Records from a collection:
## Start
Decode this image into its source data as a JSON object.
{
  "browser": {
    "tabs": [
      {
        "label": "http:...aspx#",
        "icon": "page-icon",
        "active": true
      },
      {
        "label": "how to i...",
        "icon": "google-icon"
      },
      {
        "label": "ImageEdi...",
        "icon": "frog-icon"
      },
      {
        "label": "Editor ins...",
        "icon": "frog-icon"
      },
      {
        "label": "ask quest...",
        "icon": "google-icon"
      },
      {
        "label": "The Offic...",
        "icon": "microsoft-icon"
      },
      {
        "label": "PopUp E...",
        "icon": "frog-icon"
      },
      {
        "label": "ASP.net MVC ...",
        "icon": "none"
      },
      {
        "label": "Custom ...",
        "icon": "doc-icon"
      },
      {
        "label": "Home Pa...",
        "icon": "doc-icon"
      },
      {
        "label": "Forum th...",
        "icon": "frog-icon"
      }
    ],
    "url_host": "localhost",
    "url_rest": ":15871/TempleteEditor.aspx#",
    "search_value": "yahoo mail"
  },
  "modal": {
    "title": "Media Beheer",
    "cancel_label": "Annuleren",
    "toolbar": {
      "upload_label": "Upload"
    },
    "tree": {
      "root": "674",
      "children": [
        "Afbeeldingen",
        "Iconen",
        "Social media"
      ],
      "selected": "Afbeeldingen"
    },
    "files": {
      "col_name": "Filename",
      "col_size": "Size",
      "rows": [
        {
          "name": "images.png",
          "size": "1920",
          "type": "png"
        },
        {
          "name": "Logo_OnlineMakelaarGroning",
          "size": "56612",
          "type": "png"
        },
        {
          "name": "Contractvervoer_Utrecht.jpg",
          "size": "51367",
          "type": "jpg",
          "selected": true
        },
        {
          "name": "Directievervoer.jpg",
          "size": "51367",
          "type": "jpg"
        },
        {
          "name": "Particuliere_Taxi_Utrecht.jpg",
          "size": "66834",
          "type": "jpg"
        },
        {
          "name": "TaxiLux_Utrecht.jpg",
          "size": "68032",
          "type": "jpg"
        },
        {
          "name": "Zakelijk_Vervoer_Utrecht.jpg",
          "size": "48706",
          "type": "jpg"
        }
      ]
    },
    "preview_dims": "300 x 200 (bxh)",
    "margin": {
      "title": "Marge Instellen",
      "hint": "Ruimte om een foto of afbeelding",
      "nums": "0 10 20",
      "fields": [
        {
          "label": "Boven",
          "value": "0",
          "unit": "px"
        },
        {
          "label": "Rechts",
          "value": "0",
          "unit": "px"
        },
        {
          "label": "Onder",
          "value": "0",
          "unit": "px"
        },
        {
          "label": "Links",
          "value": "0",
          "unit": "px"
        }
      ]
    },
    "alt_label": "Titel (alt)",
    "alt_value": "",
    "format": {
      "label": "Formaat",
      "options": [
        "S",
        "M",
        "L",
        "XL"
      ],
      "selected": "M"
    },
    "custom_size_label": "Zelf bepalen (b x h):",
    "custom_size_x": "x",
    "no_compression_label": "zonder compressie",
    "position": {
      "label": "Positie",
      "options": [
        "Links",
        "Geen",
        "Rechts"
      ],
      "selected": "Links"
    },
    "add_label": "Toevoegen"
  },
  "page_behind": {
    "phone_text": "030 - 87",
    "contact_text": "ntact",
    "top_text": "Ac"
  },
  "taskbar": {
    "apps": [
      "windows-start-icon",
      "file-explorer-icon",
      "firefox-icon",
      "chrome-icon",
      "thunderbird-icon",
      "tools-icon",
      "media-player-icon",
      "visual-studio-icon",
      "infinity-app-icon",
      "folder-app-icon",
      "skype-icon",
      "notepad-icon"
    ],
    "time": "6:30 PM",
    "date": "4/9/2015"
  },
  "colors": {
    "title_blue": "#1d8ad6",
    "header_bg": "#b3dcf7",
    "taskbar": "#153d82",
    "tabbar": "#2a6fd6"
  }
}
## End
» WHAT YOU ARE ASKED TO DO:
Reproduce each line verbatim.

» RESPONSE:
Decode this image into its source data as a JSON object.
{
  "browser": {
    "tabs": [
      {
        "label": "http:...aspx#",
        "icon": "page-icon",
        "active": true
      },
      {
        "label": "how to i...",
        "icon": "google-icon"
      },
      {
        "label": "ImageEdi...",
        "icon": "frog-icon"
      },
      {
        "label": "Editor ins...",
        "icon": "frog-icon"
      },
      {
        "label": "ask quest...",
        "icon": "google-icon"
      },
      {
        "label": "The Offic...",
        "icon": "microsoft-icon"
      },
      {
        "label": "PopUp E...",
        "icon": "frog-icon"
      },
      {
        "label": "ASP.net MVC ...",
        "icon": "none"
      },
      {
        "label": "Custom ...",
        "icon": "doc-icon"
      },
      {
        "label": "Home Pa...",
        "icon": "doc-icon"
      },
      {
        "label": "Forum th...",
        "icon": "frog-icon"
      }
    ],
    "url_host": "localhost",
    "url_rest": ":15871/TempleteEditor.aspx#",
    "search_value": "yahoo mail"
  },
  "modal": {
    "title": "Media Beheer",
    "cancel_label": "Annuleren",
    "toolbar": {
      "upload_label": "Upload"
    },
    "tree": {
      "root": "674",
      "children": [
        "Afbeeldingen",
        "Iconen",
        "Social media"
      ],
      "selected": "Afbeeldingen"
    },
    "files": {
      "col_name": "Filename",
      "col_size": "Size",
      "rows": [
        {
          "name": "images.png",
          "size": "1920",
          "type": "png"
        },
        {
          "name": "Logo_OnlineMakelaarGroning",
          "size": "56612",
          "type": "png"
        },
        {
          "name": "Contractvervoer_Utrecht.jpg",
          "size": "51367",
          "type": "jpg",
          "selected": true
        },
        {
          "name": "Directievervoer.jpg",
          "size": "51367",
          "type": "jpg"
        },
        {
          "name": "Particuliere_Taxi_Utrecht.jpg",
          "size": "66834",
          "type": "jpg"
        },
        {
          "name": "TaxiLux_Utrecht.jpg",
          "size": "68032",
          "type": "jpg"
        },
        {
          "name": "Zakelijk_Vervoer_Utrecht.jpg",
          "size": "48706",
          "type": "jpg"
        }
      ]
    },
    "preview_dims": "300 x 200 (bxh)",
    "margin": {
      "title": "Marge Instellen",
      "hint": "Ruimte om een foto of afbeelding",
      "nums": "0 10 20",
      "fields": [
        {
          "label": "Boven",
          "value": "0",
          "unit": "px"
        },
        {
          "label": "Rechts",
          "value": "0",
          "unit": "px"
        },
        {
          "label": "Onder",
          "value": "0",
          "unit": "px"
        },
        {
          "label": "Links",
          "value": "0",
          "unit": "px"
        }
      ]
    },
    "alt_label": "Titel (alt)",
    "alt_value": "",
    "format": {
      "label": "Formaat",
      "options": [
        "S",
        "M",
        "L",
        "XL"
      ],
      "selected": "M"
    },
    "custom_size_label": "Zelf bepalen (b x h):",
    "custom_size_x": "x",
    "no_compression_label": "zonder compressie",
    "position": {
      "label": "Positie",
      "options": [
        "Links",
        "Geen",
        "Rechts"
      ],
      "selected": "Links"
    },
    "add_label": "Toevoegen"
  },
  "page_behind": {
    "phone_text": "030 - 87",
    "contact_text": "ntact",
    "top_text": "Ac"
  },
  "taskbar": {
    "apps": [
      "windows-start-icon",
      "file-explorer-icon",
      "firefox-icon",
      "chrome-icon",
      "thunderbird-icon",
      "tools-icon",
      "media-player-icon",
      "visual-studio-icon",
      "infinity-app-icon",
      "folder-app-icon",
      "skype-icon",
      "notepad-icon"
    ],
    "time": "6:30 PM",
    "date": "4/9/2015"
  },
  "colors": {
    "title_blue": "#1d8ad6",
    "header_bg": "#b3dcf7",
    "taskbar": "#153d82",
    "tabbar": "#2a6fd6"
  }
}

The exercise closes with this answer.